>> BEGIN
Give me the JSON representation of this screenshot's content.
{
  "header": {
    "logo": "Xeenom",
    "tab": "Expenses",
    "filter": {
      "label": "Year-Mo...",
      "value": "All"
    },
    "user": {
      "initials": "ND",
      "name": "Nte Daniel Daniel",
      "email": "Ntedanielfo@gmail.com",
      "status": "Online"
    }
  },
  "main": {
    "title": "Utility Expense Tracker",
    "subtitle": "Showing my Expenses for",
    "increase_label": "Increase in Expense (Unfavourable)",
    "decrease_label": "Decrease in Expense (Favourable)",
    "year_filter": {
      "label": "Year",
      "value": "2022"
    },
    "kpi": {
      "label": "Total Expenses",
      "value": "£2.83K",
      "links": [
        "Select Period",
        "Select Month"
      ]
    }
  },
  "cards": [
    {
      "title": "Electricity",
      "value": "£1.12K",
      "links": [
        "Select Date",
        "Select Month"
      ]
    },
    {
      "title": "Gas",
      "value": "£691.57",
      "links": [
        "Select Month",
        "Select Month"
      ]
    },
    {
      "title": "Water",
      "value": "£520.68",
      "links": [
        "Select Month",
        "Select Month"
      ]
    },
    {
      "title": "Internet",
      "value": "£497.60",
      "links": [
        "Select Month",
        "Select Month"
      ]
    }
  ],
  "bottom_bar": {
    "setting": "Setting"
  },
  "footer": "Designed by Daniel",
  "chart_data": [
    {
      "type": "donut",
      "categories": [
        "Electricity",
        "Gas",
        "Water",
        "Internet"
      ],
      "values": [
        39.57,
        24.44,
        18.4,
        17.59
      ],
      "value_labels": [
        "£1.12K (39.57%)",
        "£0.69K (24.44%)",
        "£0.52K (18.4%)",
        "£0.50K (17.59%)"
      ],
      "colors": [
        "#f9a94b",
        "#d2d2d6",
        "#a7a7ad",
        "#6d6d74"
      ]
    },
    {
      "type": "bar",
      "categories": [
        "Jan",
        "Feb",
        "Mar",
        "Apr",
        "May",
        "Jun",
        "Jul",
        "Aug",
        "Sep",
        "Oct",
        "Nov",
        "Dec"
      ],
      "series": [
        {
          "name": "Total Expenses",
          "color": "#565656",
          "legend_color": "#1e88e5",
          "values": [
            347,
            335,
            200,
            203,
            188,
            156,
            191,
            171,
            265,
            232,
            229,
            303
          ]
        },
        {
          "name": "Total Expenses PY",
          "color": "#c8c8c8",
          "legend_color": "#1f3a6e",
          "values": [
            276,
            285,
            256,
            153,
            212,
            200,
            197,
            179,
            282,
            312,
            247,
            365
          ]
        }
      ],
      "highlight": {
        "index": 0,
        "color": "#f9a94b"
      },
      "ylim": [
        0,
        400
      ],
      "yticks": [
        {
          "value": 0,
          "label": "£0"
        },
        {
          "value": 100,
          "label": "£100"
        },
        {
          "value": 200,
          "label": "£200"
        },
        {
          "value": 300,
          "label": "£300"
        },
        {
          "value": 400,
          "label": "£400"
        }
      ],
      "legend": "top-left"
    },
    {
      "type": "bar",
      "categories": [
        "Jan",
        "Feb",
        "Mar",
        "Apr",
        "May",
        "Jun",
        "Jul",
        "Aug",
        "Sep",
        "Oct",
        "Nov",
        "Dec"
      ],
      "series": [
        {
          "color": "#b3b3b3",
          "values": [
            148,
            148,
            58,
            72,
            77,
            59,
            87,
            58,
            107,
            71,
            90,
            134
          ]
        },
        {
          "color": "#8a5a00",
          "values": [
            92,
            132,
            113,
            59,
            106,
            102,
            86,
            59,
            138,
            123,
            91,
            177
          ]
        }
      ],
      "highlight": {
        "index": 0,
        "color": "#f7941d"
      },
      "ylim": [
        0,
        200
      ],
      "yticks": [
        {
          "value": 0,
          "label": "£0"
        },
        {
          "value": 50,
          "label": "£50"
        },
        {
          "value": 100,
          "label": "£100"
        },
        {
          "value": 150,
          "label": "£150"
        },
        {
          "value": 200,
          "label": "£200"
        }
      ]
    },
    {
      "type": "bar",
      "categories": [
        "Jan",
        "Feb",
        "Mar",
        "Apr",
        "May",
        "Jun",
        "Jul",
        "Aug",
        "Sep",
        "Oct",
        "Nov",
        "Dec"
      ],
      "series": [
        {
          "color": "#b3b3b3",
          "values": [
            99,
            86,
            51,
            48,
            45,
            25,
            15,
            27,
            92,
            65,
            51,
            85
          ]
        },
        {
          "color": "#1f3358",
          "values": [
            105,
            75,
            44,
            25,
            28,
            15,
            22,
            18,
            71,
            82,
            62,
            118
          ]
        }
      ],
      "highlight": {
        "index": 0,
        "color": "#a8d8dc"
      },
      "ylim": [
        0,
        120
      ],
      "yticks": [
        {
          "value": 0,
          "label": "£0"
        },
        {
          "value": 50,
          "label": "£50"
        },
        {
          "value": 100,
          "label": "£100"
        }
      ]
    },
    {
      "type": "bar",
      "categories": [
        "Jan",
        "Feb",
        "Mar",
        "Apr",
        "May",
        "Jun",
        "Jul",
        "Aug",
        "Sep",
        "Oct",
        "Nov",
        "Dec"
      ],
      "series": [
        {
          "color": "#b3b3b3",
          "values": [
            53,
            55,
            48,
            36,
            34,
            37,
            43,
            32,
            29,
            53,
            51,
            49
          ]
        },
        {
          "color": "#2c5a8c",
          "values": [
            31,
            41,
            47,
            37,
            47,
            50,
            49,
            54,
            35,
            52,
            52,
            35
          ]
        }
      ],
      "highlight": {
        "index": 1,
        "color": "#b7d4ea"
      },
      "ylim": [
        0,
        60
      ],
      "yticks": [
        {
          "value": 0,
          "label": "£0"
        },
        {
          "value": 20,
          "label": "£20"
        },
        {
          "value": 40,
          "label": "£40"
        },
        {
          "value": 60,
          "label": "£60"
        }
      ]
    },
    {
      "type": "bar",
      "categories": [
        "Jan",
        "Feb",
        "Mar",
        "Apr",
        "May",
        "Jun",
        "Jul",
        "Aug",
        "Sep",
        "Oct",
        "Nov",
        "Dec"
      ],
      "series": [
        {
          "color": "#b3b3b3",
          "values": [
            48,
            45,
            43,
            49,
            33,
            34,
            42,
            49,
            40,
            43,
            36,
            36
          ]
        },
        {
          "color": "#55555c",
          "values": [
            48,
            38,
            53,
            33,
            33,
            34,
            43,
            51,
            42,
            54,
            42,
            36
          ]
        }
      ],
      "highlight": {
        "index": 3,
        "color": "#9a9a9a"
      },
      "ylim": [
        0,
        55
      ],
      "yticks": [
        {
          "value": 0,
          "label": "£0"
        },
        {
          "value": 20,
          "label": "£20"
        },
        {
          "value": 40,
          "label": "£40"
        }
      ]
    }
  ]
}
>> END
Extract every line above exactly as it stands.

▶ **PROBLEM SOLUTION**
Give me the JSON representation of this screenshot's content.
{
  "header": {
    "logo": "Xeenom",
    "tab": "Expenses",
    "filter": {
      "label": "Year-Mo...",
      "value": "All"
    },
    "user": {
      "initials": "ND",
      "name": "Nte Daniel Daniel",
      "email": "Ntedanielfo@gmail.com",
      "status": "Online"
    }
  },
  "main": {
    "title": "Utility Expense Tracker",
    "subtitle": "Showing my Expenses for",
    "increase_label": "Increase in Expense (Unfavourable)",
    "decrease_label": "Decrease in Expense (Favourable)",
    "year_filter": {
      "label": "Year",
      "value": "2022"
    },
    "kpi": {
      "label": "Total Expenses",
      "value": "£2.83K",
      "links": [
        "Select Period",
        "Select Month"
      ]
    }
  },
  "cards": [
    {
      "title": "Electricity",
      "value": "£1.12K",
      "links": [
        "Select Date",
        "Select Month"
      ]
    },
    {
      "title": "Gas",
      "value": "£691.57",
      "links": [
        "Select Month",
        "Select Month"
      ]
    },
    {
      "title": "Water",
      "value": "£520.68",
      "links": [
        "Select Month",
        "Select Month"
      ]
    },
    {
      "title": "Internet",
      "value": "£497.60",
      "links": [
        "Select Month",
        "Select Month"
      ]
    }
  ],
  "bottom_bar": {
    "setting": "Setting"
  },
  "footer": "Designed by Daniel",
  "chart_data": [
    {
      "type": "donut",
      "categories": [
        "Electricity",
        "Gas",
        "Water",
        "Internet"
      ],
      "values": [
        39.57,
        24.44,
        18.4,
        17.59
      ],
      "value_labels": [
        "£1.12K (39.57%)",
        "£0.69K (24.44%)",
        "£0.52K (18.4%)",
        "£0.50K (17.59%)"
      ],
      "colors": [
        "#f9a94b",
        "#d2d2d6",
        "#a7a7ad",
        "#6d6d74"
      ]
    },
    {
      "type": "bar",
      "categories": [
        "Jan",
        "Feb",
        "Mar",
        "Apr",
        "May",
        "Jun",
        "Jul",
        "Aug",
        "Sep",
        "Oct",
        "Nov",
        "Dec"
      ],
      "series": [
        {
          "name": "Total Expenses",
          "color": "#565656",
          "legend_color": "#1e88e5",
          "values": [
            347,
            335,
            200,
            203,
            188,
            156,
            191,
            171,
            265,
            232,
            229,
            303
          ]
        },
        {
          "name": "Total Expenses PY",
          "color": "#c8c8c8",
          "legend_color": "#1f3a6e",
          "values": [
            276,
            285,
            256,
            153,
            212,
            200,
            197,
            179,
            282,
            312,
            247,
            365
          ]
        }
      ],
      "highlight": {
        "index": 0,
        "color": "#f9a94b"
      },
      "ylim": [
        0,
        400
      ],
      "yticks": [
        {
          "value": 0,
          "label": "£0"
        },
        {
          "value": 100,
          "label": "£100"
        },
        {
          "value": 200,
          "label": "£200"
        },
        {
          "value": 300,
          "label": "£300"
        },
        {
          "value": 400,
          "label": "£400"
        }
      ],
      "legend": "top-left"
    },
    {
      "type": "bar",
      "categories": [
        "Jan",
        "Feb",
        "Mar",
        "Apr",
        "May",
        "Jun",
        "Jul",
        "Aug",
        "Sep",
        "Oct",
        "Nov",
        "Dec"
      ],
      "series": [
        {
          "color": "#b3b3b3",
          "values": [
            148,
            148,
            58,
            72,
            77,
            59,
            87,
            58,
            107,
            71,
            90,
            134
          ]
        },
        {
          "color": "#8a5a00",
          "values": [
            92,
            132,
            113,
            59,
            106,
            102,
            86,
            59,
            138,
            123,
            91,
            177
          ]
        }
      ],
      "highlight": {
        "index": 0,
        "color": "#f7941d"
      },
      "ylim": [
        0,
        200
      ],
      "yticks": [
        {
          "value": 0,
          "label": "£0"
        },
        {
          "value": 50,
          "label": "£50"
        },
        {
          "value": 100,
          "label": "£100"
        },
        {
          "value": 150,
          "label": "£150"
        },
        {
          "value": 200,
          "label": "£200"
        }
      ]
    },
    {
      "type": "bar",
      "categories": [
        "Jan",
        "Feb",
        "Mar",
        "Apr",
        "May",
        "Jun",
        "Jul",
        "Aug",
        "Sep",
        "Oct",
        "Nov",
        "Dec"
      ],
      "series": [
        {
          "color": "#b3b3b3",
          "values": [
            99,
            86,
            51,
            48,
            45,
            25,
            15,
            27,
            92,
            65,
            51,
            85
          ]
        },
        {
          "color": "#1f3358",
          "values": [
            105,
            75,
            44,
            25,
            28,
            15,
            22,
            18,
            71,
            82,
            62,
            118
          ]
        }
      ],
      "highlight": {
        "index": 0,
        "color": "#a8d8dc"
      },
      "ylim": [
        0,
        120
      ],
      "yticks": [
        {
          "value": 0,
          "label": "£0"
        },
        {
          "value": 50,
          "label": "£50"
        },
        {
          "value": 100,
          "label": "£100"
        }
      ]
    },
    {
      "type": "bar",
      "categories": [
        "Jan",
        "Feb",
        "Mar",
        "Apr",
        "May",
        "Jun",
        "Jul",
        "Aug",
        "Sep",
        "Oct",
        "Nov",
        "Dec"
      ],
      "series": [
        {
          "color": "#b3b3b3",
          "values": [
            53,
            55,
            48,
            36,
            34,
            37,
            43,
            32,
            29,
            53,
            51,
            49
          ]
        },
        {
          "color": "#2c5a8c",
          "values": [
            31,
            41,
            47,
            37,
            47,
            50,
            49,
            54,
            35,
            52,
            52,
            35
          ]
        }
      ],
      "highlight": {
        "index": 1,
        "color": "#b7d4ea"
      },
      "ylim": [
        0,
        60
      ],
      "yticks": [
        {
          "value": 0,
          "label": "£0"
        },
        {
          "value": 20,
          "label": "£20"
        },
        {
          "value": 40,
          "label": "£40"
        },
        {
          "value": 60,
          "label": "£60"
        }
      ]
    },
    {
      "type": "bar",
      "categories": [
        "Jan",
        "Feb",
        "Mar",
        "Apr",
        "May",
        "Jun",
        "Jul",
        "Aug",
        "Sep",
        "Oct",
        "Nov",
        "Dec"
      ],
      "series": [
        {
          "color": "#b3b3b3",
          "values": [
            48,
            45,
            43,
            49,
            33,
            34,
            42,
            49,
            40,
            43,
            36,
            36
          ]
        },
        {
          "color": "#55555c",
          "values": [
            48,
            38,
            53,
            33,
            33,
            34,
            43,
            51,
            42,
            54,
            42,
            36
          ]
        }
      ],
      "highlight": {
        "index": 3,
        "color": "#9a9a9a"
      },
      "ylim": [
        0,
        55
      ],
      "yticks": [
        {
          "value": 0,
          "label": "£0"
        },
        {
          "value": 20,
          "label": "£20"
        },
        {
          "value": 40,
          "label": "£40"
        }
      ]
    }
  ]
}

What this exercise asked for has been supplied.